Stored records
»»

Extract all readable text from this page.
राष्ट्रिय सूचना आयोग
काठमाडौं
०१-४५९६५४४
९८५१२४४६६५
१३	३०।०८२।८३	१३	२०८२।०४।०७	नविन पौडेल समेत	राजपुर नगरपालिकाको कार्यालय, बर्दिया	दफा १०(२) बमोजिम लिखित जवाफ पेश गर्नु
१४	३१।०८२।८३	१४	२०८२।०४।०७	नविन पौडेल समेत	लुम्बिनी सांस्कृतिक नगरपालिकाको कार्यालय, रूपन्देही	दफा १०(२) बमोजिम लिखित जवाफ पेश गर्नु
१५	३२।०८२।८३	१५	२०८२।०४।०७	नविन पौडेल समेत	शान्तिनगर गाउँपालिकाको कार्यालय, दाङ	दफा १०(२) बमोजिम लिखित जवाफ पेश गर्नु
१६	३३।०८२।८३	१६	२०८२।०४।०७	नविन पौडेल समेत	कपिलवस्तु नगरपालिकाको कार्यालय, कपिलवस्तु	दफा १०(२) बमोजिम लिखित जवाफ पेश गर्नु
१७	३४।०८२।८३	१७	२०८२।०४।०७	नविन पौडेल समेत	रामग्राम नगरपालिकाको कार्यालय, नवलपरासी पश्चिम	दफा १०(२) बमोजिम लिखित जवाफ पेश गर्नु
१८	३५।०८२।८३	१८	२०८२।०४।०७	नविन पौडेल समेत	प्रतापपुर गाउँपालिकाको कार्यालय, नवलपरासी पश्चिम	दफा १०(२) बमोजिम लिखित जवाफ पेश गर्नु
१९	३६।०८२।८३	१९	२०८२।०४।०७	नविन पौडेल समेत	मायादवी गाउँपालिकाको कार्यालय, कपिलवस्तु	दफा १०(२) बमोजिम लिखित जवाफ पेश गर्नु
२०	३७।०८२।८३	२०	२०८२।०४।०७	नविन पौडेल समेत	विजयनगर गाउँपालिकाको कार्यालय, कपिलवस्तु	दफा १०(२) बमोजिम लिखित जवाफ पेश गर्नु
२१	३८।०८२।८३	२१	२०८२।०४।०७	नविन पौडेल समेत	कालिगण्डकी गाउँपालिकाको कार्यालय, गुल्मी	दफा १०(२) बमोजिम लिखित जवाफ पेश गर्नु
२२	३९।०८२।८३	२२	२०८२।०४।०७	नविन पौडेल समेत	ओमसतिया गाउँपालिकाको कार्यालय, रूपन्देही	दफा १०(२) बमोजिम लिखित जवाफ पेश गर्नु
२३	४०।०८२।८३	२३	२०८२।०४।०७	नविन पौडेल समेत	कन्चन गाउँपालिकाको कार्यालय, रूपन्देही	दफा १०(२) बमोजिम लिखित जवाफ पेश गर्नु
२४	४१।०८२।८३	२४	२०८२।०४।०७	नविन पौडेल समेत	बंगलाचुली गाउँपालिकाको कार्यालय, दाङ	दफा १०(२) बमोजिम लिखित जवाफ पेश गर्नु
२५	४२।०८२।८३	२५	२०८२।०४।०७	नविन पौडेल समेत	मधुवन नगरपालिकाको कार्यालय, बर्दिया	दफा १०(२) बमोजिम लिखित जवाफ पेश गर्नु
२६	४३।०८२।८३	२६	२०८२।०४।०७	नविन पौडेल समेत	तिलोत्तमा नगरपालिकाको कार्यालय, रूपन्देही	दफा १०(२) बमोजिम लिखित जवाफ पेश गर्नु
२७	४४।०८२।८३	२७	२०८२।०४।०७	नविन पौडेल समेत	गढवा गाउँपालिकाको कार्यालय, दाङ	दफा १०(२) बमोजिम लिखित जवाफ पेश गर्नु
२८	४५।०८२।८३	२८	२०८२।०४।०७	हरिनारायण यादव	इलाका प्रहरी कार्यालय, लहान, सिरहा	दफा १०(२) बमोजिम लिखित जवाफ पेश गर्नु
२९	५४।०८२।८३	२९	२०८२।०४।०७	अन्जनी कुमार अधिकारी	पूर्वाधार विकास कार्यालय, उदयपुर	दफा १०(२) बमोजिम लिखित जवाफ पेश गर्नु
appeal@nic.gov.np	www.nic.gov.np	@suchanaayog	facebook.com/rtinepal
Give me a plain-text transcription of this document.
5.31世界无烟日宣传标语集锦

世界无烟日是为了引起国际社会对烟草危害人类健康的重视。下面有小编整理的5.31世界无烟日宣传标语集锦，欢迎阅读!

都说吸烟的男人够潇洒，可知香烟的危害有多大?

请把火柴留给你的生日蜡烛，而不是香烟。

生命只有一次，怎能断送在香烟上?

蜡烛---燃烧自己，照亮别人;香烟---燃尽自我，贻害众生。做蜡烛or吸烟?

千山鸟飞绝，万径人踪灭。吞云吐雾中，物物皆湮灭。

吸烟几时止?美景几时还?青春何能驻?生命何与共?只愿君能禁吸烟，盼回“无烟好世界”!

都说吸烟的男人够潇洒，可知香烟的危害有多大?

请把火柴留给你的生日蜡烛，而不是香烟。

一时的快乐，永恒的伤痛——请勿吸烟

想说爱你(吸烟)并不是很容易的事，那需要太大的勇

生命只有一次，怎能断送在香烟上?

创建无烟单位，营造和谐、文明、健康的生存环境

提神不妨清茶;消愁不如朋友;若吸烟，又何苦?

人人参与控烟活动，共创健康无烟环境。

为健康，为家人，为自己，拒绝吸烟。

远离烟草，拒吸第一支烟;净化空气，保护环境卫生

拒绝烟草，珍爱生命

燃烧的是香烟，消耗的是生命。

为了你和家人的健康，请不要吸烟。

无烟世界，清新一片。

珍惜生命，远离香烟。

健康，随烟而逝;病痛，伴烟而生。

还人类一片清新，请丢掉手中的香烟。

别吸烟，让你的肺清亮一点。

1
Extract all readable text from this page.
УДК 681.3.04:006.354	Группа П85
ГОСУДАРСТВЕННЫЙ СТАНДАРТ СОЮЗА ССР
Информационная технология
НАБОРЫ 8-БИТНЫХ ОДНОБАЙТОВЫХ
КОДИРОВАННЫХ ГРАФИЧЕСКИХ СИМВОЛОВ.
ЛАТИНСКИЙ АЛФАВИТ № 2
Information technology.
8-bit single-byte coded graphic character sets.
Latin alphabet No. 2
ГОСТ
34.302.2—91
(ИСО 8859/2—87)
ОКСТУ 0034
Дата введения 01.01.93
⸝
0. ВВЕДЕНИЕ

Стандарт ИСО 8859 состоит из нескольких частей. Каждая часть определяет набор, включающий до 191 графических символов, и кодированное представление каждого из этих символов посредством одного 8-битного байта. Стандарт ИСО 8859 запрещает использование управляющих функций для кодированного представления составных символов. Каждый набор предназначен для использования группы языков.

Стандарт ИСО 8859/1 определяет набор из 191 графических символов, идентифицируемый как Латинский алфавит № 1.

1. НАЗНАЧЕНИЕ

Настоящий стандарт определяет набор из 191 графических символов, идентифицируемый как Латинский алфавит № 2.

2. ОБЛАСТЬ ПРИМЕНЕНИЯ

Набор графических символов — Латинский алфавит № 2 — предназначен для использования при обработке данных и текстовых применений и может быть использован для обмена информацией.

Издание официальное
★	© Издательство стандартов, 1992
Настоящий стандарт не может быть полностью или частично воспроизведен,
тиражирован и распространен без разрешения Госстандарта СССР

««

Directions for this task. Set out every line from the material that contains the string "Настоящий".

Solution.
Настоящий стандарт определяет набор из 191 графических символов, идентифицируемый как Латинский алфавит № 2.
Настоящий стандарт не может быть полностью или частично воспроизведен,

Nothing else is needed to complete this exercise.